REQUIREMENT - Find and copy every line in the records that includes the string "using".

-- START WORKING DATA --

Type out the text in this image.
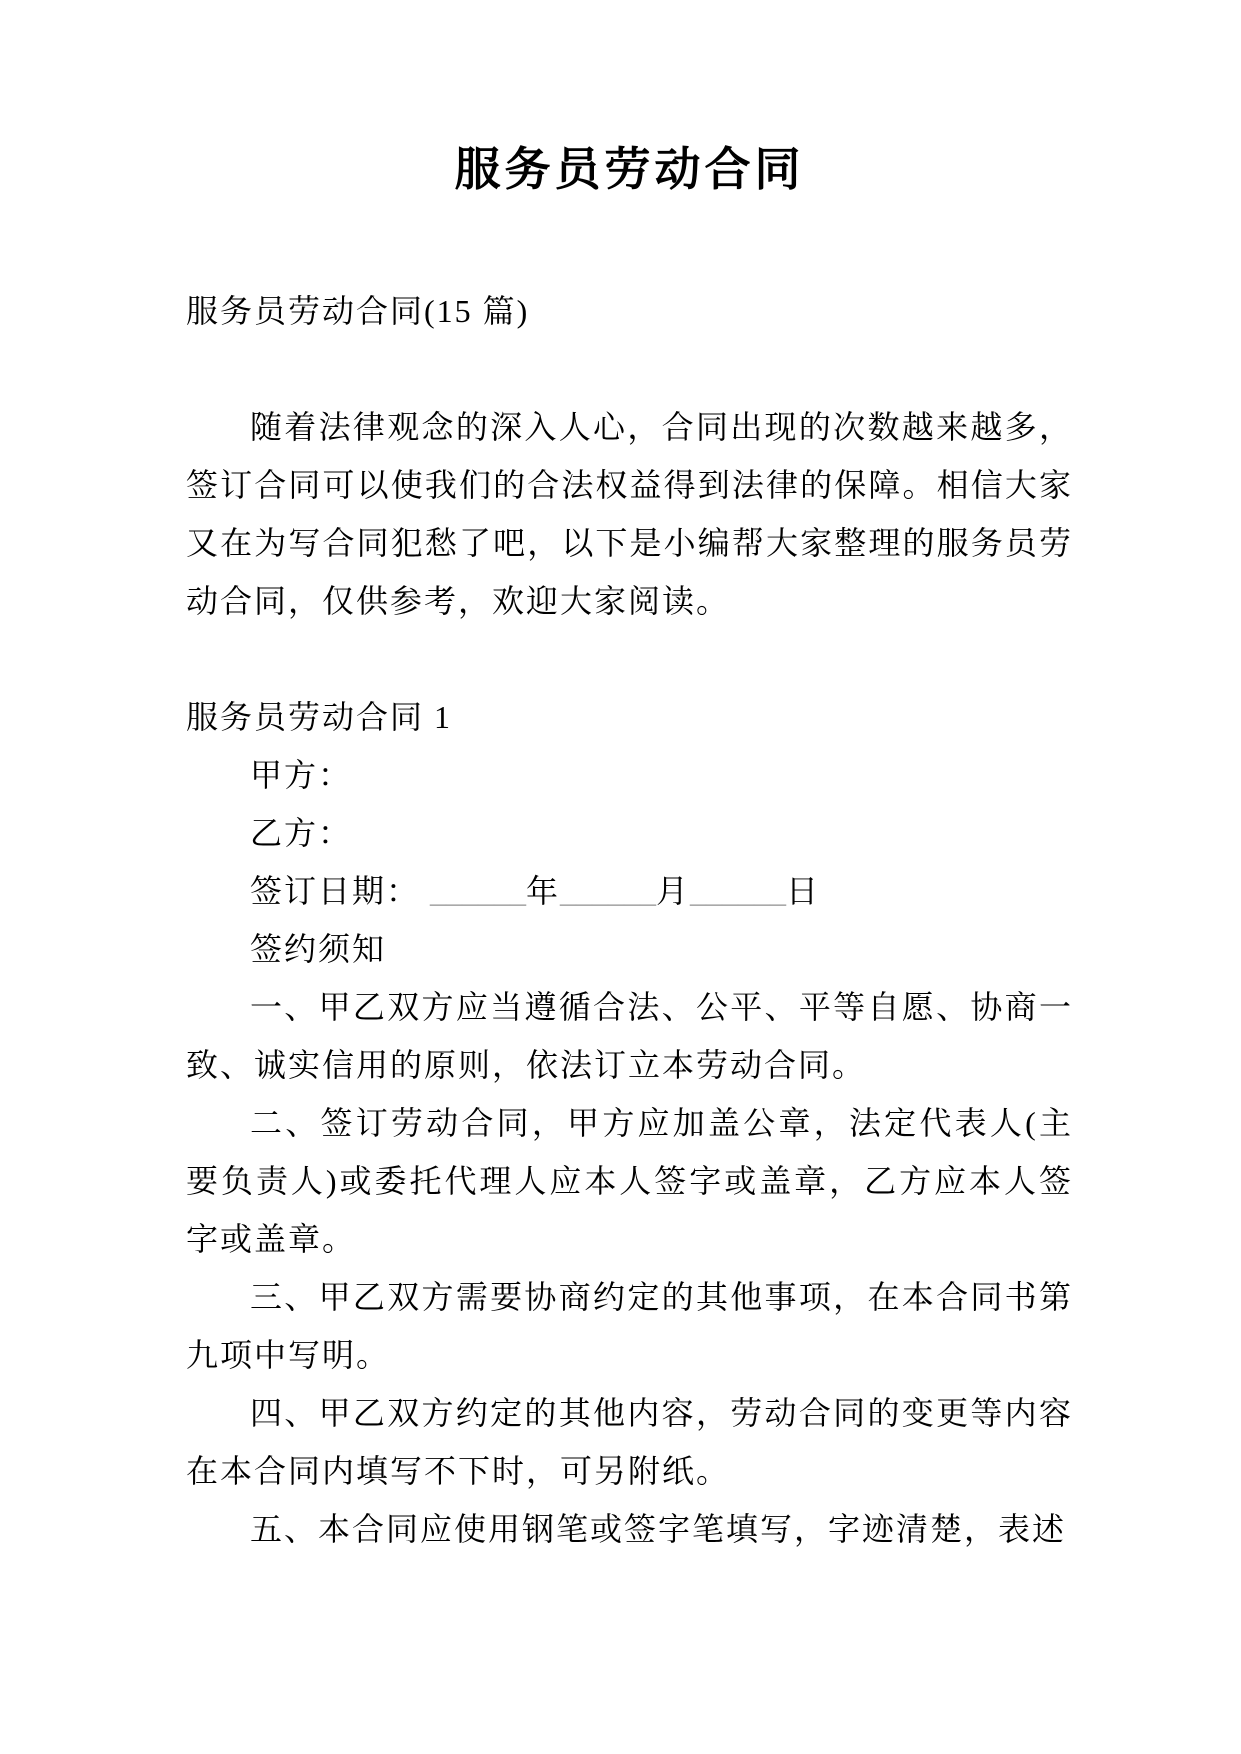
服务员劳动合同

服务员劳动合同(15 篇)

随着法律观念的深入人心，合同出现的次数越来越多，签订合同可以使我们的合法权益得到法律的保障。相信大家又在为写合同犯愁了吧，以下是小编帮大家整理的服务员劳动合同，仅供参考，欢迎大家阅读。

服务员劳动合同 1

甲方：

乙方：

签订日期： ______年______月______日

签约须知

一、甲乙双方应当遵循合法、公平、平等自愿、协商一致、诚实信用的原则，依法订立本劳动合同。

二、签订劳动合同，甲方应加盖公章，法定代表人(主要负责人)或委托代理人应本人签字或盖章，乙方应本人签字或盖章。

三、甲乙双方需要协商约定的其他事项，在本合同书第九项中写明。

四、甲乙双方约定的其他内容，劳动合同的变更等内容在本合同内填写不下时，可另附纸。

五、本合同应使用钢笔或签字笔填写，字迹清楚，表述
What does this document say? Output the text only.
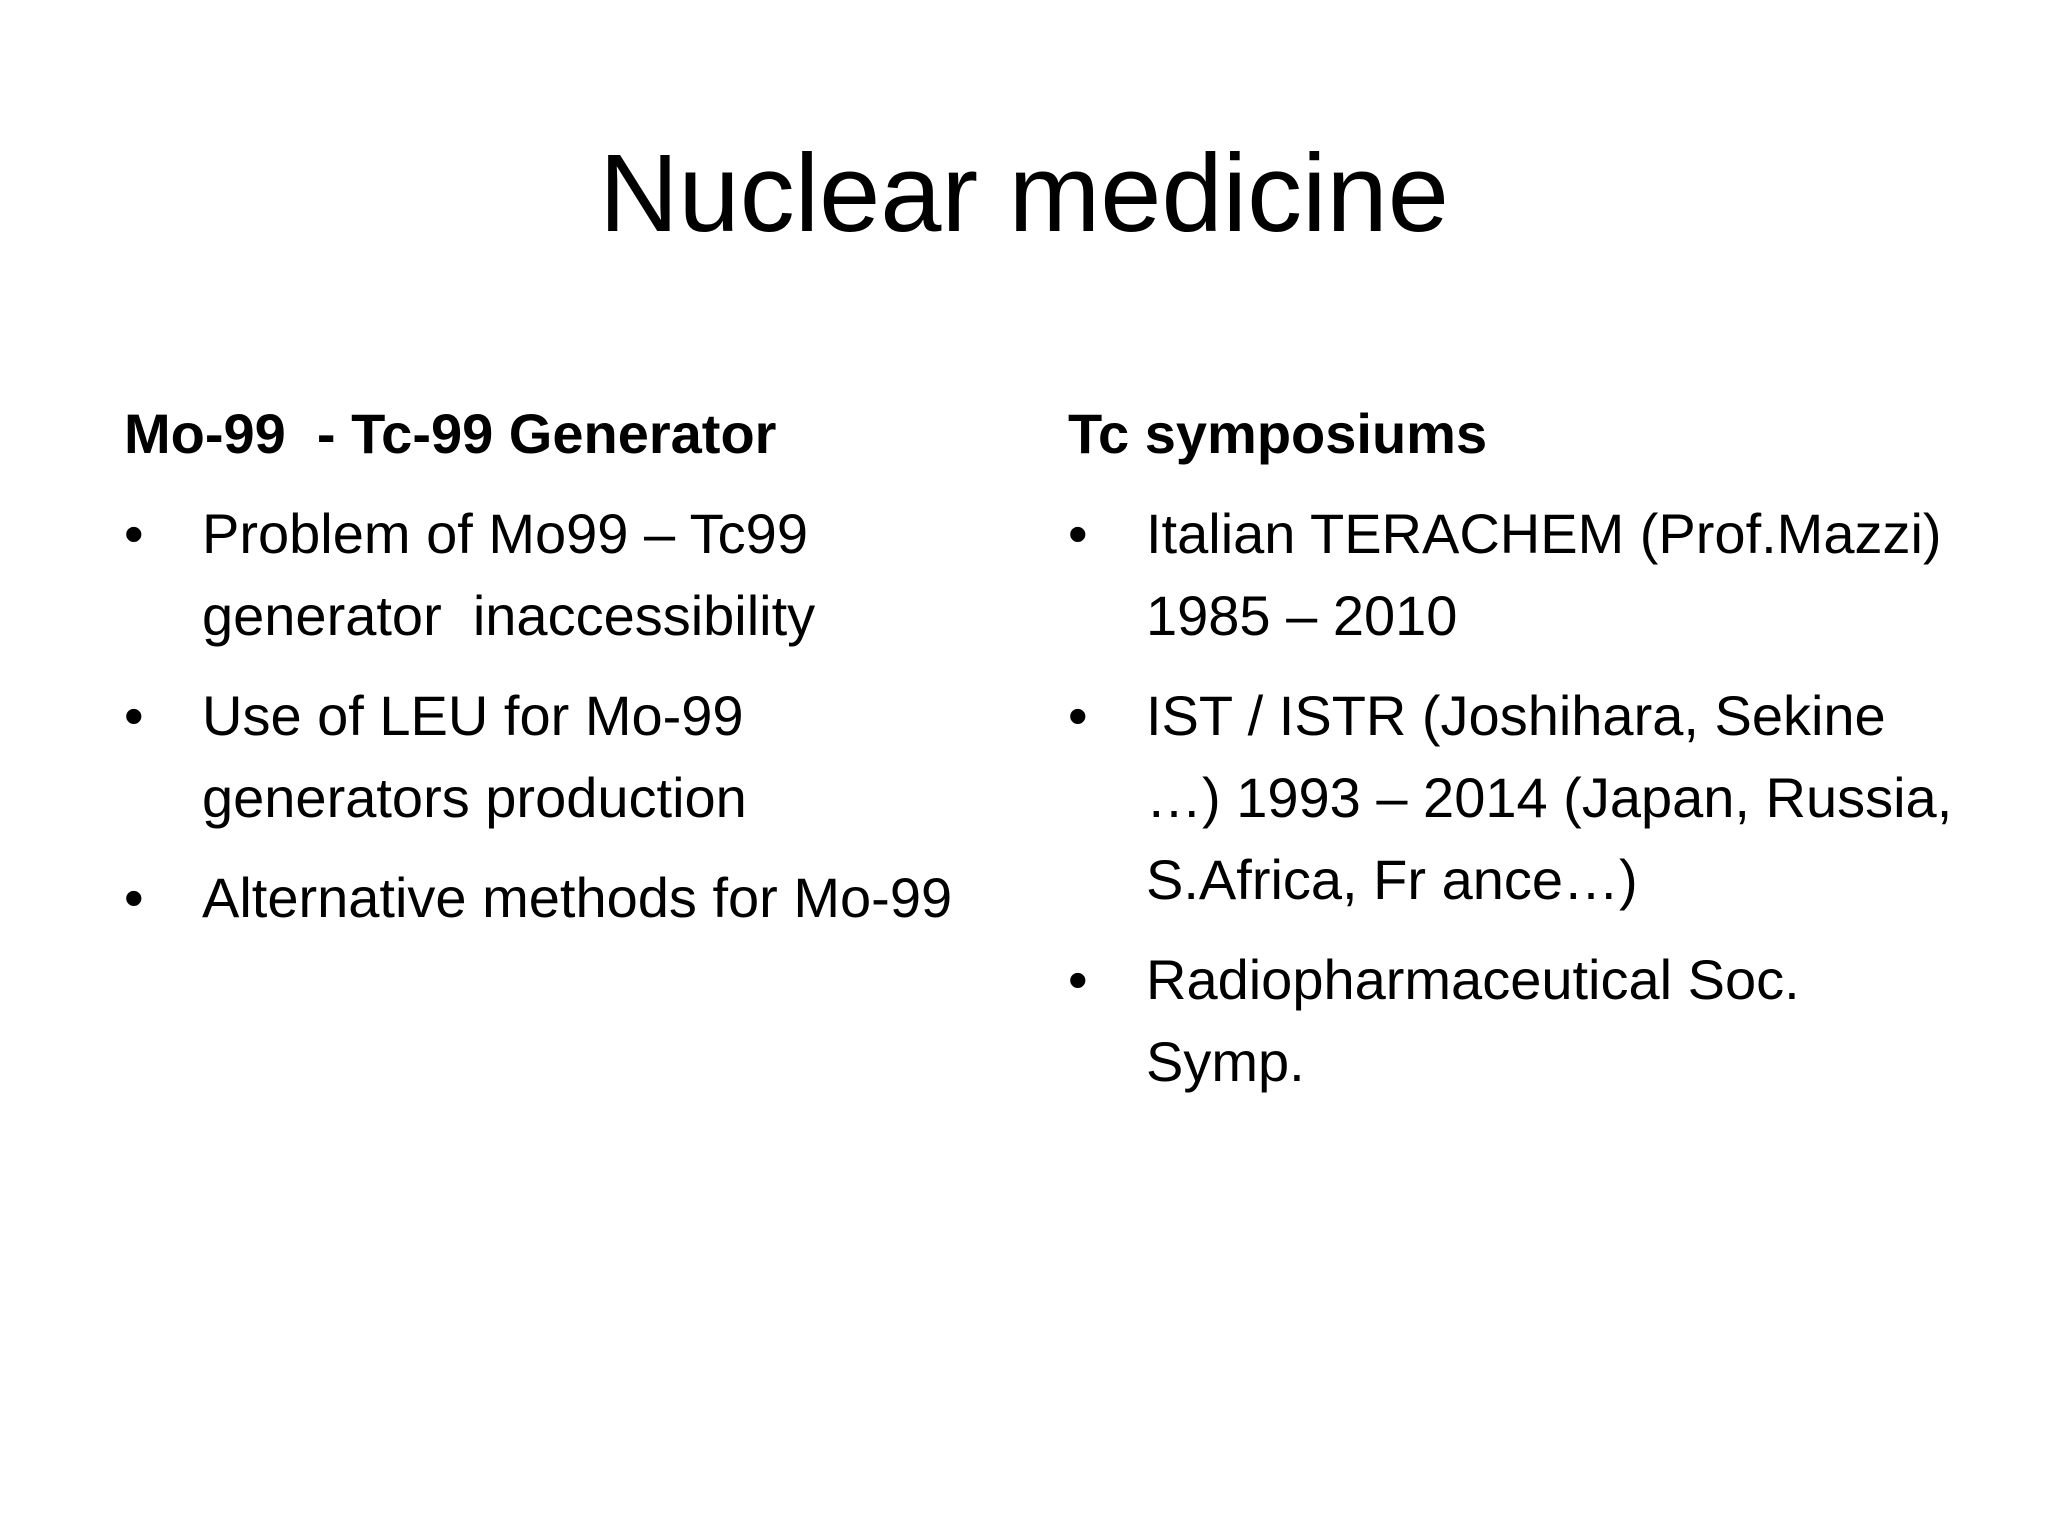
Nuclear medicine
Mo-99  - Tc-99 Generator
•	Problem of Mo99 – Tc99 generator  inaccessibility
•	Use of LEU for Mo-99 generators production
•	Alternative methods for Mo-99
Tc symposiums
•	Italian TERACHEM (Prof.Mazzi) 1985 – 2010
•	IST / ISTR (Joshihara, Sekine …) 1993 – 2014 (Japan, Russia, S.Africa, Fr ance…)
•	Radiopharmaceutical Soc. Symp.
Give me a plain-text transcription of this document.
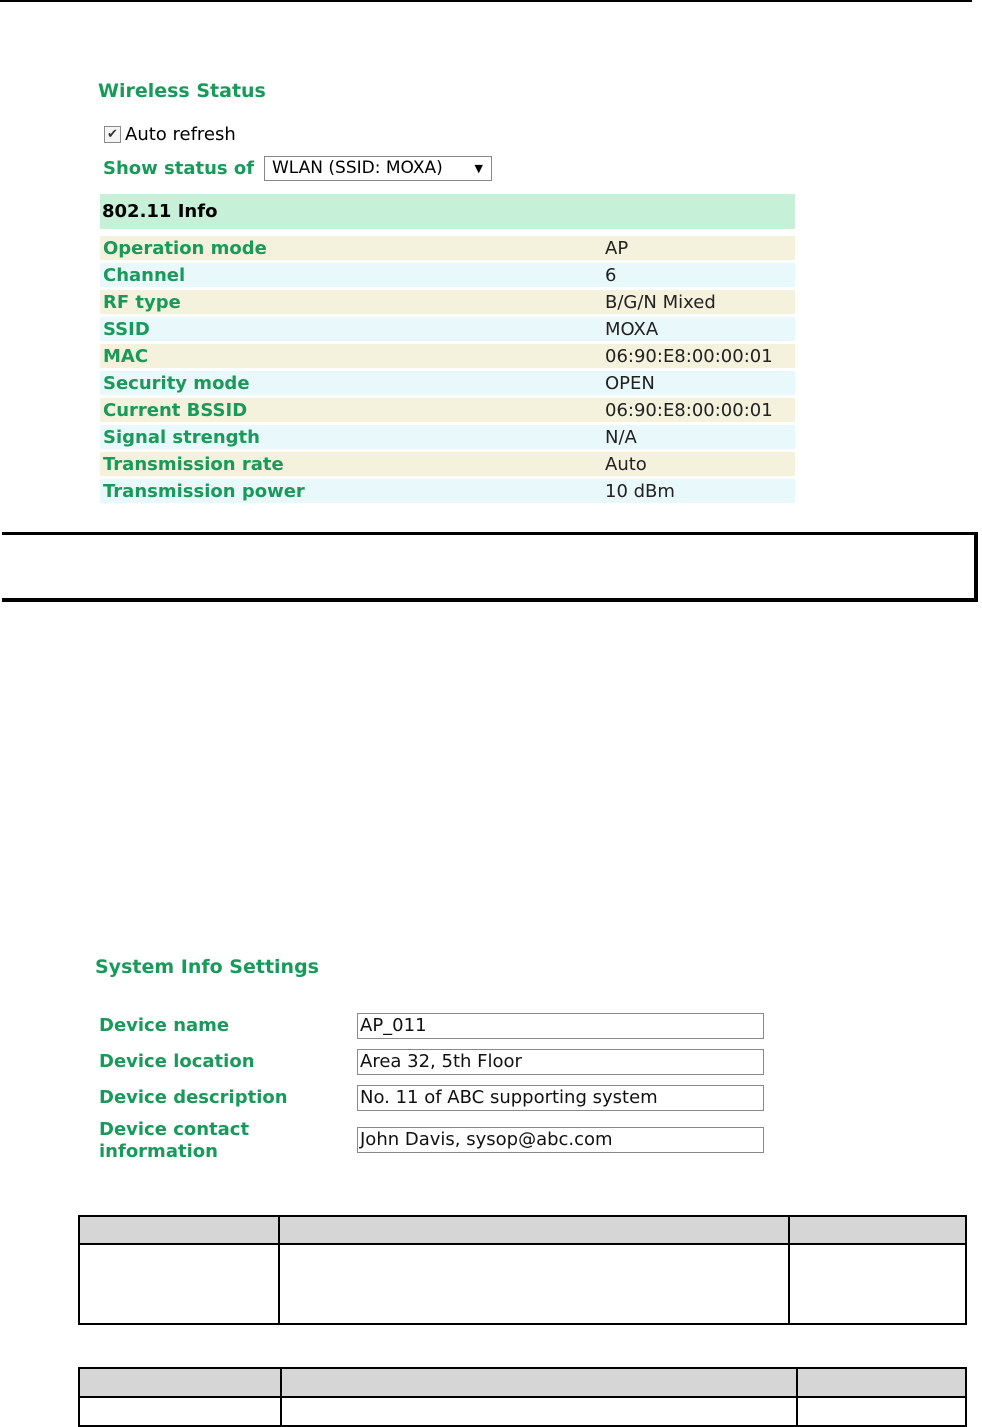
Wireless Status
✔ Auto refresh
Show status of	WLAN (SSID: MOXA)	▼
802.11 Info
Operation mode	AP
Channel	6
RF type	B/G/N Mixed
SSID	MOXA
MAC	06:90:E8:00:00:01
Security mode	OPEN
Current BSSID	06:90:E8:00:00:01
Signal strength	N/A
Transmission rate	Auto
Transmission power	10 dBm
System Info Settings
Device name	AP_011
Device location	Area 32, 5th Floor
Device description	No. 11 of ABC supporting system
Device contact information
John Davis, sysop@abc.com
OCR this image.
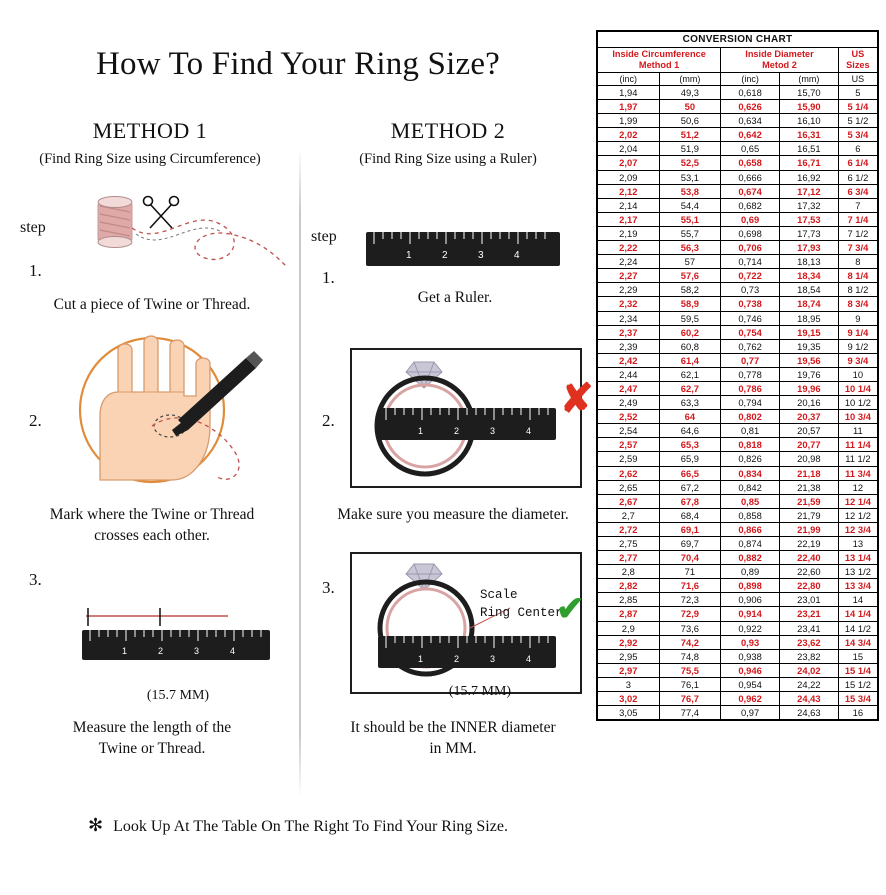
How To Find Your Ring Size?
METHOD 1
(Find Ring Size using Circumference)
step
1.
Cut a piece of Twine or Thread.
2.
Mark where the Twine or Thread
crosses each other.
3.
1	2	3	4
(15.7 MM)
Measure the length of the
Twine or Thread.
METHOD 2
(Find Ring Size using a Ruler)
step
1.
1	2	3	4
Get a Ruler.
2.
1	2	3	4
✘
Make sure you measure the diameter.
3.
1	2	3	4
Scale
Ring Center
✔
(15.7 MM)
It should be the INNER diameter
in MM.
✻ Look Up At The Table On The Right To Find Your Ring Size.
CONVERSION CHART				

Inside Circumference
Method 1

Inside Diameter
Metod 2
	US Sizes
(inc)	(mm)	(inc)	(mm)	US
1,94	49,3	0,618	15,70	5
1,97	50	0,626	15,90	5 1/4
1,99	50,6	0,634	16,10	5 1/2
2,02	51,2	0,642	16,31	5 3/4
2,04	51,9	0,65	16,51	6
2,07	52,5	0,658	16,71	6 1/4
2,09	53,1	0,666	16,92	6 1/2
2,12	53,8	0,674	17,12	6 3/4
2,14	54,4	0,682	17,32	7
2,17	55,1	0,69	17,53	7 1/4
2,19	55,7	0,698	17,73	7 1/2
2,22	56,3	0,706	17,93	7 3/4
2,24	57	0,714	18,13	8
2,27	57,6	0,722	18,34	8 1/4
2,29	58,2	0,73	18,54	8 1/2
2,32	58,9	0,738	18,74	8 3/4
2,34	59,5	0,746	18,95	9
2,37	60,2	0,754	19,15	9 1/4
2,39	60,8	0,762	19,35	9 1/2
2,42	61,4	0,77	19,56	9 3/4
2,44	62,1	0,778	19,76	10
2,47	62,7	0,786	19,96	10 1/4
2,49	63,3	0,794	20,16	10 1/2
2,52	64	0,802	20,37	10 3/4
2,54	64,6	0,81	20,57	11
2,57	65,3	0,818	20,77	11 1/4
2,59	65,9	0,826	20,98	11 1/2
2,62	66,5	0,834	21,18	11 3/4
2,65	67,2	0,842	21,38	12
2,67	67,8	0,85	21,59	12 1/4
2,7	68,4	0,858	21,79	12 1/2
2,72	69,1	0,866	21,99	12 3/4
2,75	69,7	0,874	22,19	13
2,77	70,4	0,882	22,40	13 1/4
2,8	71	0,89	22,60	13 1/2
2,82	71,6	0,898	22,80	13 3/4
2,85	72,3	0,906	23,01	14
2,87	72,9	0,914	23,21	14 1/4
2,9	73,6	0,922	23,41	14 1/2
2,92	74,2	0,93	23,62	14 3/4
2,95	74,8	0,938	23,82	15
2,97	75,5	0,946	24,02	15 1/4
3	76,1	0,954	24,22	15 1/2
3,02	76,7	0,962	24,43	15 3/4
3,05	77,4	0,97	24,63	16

-- END WORKING DATA --

RESPONSE FOR THIS EXERCISE -
(Find Ring Size using Circumference)
(Find Ring Size using a Ruler)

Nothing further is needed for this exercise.